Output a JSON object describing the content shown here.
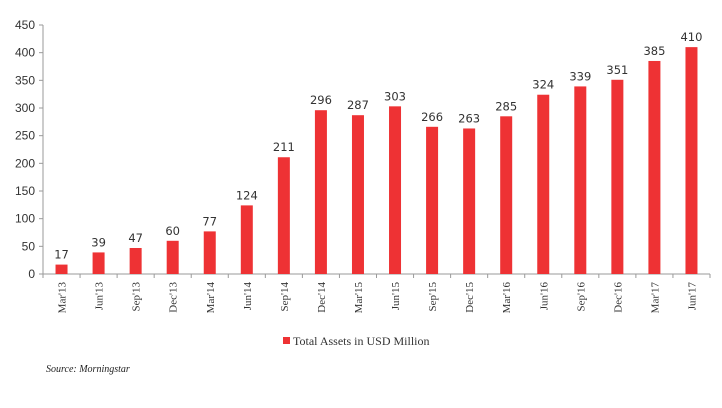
{
  "chart_data": {
    "type": "bar",
    "categories": [
      "Mar'13",
      "Jun'13",
      "Sep'13",
      "Dec'13",
      "Mar'14",
      "Jun'14",
      "Sep'14",
      "Dec'14",
      "Mar'15",
      "Jun'15",
      "Sep'15",
      "Dec'15",
      "Mar'16",
      "Jun'16",
      "Sep'16",
      "Dec'16",
      "Mar'17",
      "Jun'17"
    ],
    "series": [
      {
        "name": "Total Assets in USD Million",
        "values": [
          17,
          39,
          47,
          60,
          77,
          124,
          211,
          296,
          287,
          303,
          266,
          263,
          285,
          324,
          339,
          351,
          385,
          410
        ]
      }
    ],
    "ylim": [
      0,
      450
    ],
    "yticks": [
      0,
      50,
      100,
      150,
      200,
      250,
      300,
      350,
      400,
      450
    ],
    "grid": false,
    "legend_position": "bottom-center",
    "bar_color": "#ee3234",
    "source": "Source: Morningstar"
  }
}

- **Exercise**
Generate a word-for-word copy of the preceding records, excluding all pictures.

- **Completed task**
Output a JSON object describing the content shown here.
{
  "chart_data": {
    "type": "bar",
    "categories": [
      "Mar'13",
      "Jun'13",
      "Sep'13",
      "Dec'13",
      "Mar'14",
      "Jun'14",
      "Sep'14",
      "Dec'14",
      "Mar'15",
      "Jun'15",
      "Sep'15",
      "Dec'15",
      "Mar'16",
      "Jun'16",
      "Sep'16",
      "Dec'16",
      "Mar'17",
      "Jun'17"
    ],
    "series": [
      {
        "name": "Total Assets in USD Million",
        "values": [
          17,
          39,
          47,
          60,
          77,
          124,
          211,
          296,
          287,
          303,
          266,
          263,
          285,
          324,
          339,
          351,
          385,
          410
        ]
      }
    ],
    "ylim": [
      0,
      450
    ],
    "yticks": [
      0,
      50,
      100,
      150,
      200,
      250,
      300,
      350,
      400,
      450
    ],
    "grid": false,
    "legend_position": "bottom-center",
    "bar_color": "#ee3234",
    "source": "Source: Morningstar"
  }
}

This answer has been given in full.